- **WRITTEN EXERCISE**
Report how many lines hold the string "being". Give the number and nothing else.

Extracted records:
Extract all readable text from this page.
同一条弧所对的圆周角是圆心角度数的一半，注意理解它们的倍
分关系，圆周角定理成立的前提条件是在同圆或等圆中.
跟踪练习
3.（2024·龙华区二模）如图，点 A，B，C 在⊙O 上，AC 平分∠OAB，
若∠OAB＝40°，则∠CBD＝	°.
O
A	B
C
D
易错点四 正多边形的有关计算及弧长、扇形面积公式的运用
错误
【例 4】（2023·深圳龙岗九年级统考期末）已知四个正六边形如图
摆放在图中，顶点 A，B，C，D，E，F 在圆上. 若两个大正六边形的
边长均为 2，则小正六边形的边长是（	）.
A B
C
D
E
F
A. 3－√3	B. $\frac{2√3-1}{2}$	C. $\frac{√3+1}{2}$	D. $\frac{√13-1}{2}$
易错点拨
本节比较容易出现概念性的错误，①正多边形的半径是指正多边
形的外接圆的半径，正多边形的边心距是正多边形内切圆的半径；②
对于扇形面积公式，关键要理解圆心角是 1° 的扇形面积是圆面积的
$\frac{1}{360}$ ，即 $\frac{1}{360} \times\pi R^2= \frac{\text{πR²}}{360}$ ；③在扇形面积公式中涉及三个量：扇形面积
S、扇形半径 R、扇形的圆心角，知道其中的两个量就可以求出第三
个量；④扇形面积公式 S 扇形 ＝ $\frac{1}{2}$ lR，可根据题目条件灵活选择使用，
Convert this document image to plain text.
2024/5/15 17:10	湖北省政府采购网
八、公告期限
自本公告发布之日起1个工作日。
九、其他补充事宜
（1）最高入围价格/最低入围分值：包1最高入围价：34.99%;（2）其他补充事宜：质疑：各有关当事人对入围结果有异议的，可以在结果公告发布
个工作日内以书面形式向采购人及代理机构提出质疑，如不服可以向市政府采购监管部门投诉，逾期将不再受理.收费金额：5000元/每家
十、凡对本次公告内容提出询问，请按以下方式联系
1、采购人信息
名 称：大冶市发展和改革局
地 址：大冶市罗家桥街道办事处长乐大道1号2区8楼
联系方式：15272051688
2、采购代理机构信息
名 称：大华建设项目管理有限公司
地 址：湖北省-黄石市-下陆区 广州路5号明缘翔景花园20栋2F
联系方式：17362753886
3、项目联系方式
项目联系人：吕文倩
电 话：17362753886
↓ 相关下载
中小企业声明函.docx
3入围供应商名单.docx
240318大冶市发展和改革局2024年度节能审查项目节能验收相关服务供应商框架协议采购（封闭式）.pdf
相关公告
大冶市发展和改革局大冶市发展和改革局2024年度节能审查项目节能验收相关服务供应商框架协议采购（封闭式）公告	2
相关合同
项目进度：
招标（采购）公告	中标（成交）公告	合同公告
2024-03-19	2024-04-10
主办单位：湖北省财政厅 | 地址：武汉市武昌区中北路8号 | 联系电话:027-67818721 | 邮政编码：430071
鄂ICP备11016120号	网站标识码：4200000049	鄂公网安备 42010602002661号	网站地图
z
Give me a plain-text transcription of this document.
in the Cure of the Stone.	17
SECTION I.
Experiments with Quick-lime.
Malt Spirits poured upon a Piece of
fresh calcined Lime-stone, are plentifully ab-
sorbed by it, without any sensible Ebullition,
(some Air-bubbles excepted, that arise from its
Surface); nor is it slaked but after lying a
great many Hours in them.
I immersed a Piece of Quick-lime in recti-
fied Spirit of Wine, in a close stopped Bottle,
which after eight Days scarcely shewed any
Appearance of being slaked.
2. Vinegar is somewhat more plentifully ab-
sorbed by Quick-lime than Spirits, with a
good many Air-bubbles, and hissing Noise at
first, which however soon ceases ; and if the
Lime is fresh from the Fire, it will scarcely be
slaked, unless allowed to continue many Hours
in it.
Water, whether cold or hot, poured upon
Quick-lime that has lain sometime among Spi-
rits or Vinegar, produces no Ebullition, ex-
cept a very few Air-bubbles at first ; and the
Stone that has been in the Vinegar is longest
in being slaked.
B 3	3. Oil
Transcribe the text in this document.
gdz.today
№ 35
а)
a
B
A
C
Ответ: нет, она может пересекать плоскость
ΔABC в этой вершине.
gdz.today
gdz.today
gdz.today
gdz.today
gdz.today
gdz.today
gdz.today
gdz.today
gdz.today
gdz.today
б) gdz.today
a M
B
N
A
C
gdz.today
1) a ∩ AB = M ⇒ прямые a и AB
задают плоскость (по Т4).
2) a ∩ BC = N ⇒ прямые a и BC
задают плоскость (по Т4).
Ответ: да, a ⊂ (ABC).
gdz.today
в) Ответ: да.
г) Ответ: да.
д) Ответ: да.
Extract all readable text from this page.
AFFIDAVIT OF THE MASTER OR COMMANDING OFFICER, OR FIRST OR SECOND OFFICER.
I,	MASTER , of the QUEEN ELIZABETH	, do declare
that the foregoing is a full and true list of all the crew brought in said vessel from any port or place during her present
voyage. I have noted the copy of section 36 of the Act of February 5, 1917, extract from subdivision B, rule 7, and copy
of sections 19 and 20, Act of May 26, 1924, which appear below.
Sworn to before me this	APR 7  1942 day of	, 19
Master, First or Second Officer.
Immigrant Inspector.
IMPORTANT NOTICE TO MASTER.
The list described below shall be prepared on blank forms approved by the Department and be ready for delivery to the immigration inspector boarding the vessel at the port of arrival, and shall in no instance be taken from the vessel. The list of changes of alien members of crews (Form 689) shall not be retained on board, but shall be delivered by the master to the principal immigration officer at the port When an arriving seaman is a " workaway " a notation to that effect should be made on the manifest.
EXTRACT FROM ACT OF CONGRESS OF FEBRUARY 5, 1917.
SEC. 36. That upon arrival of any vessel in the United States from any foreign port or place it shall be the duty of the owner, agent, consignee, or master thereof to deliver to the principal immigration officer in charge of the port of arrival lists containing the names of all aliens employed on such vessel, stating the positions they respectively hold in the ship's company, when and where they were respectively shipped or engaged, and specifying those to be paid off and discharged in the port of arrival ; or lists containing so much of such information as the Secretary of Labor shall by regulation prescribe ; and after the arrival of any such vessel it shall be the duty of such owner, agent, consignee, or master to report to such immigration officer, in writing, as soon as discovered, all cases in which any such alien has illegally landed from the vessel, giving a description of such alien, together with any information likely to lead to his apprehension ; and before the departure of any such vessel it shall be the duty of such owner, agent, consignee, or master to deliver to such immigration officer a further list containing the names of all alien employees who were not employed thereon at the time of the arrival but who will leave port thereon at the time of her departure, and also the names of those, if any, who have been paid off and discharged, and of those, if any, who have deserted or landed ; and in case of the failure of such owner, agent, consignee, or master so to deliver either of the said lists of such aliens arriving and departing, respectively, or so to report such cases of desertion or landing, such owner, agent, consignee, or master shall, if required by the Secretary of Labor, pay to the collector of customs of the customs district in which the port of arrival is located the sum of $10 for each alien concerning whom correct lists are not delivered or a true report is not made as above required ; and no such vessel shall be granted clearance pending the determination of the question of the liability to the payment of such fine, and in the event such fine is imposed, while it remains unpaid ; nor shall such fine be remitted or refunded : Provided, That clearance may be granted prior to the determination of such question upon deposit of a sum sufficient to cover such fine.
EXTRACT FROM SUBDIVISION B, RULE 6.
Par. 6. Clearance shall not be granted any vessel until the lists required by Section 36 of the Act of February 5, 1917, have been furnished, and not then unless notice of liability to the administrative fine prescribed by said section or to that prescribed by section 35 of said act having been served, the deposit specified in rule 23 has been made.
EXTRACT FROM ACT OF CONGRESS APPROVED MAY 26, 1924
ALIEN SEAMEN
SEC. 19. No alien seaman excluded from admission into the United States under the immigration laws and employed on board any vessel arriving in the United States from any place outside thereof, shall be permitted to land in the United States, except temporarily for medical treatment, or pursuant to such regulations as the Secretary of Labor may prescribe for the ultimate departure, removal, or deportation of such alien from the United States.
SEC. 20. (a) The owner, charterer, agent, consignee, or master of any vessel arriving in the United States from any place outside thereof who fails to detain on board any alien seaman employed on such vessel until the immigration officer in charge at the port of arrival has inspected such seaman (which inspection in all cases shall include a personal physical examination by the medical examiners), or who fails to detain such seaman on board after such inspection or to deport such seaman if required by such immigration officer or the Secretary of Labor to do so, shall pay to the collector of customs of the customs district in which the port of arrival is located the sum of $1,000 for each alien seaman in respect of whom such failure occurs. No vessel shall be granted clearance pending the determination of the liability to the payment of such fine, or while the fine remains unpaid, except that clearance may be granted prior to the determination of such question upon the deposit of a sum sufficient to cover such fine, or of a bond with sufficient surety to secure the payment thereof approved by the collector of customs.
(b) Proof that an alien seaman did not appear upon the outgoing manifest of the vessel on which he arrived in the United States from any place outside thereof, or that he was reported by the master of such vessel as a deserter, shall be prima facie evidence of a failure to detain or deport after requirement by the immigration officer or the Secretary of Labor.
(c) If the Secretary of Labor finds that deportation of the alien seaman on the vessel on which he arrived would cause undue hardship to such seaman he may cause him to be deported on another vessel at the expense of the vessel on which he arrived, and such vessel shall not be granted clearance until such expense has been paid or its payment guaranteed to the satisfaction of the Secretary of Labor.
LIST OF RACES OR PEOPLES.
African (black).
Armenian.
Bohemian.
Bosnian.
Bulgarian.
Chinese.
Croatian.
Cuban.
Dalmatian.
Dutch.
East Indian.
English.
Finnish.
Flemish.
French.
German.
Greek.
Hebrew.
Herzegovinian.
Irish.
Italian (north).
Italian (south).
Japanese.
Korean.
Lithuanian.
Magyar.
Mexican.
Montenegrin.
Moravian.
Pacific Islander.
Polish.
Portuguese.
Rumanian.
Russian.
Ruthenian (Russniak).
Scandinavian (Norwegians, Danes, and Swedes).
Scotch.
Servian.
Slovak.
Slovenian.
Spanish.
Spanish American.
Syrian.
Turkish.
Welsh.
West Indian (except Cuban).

- **PROBLEM SOLUTION**
2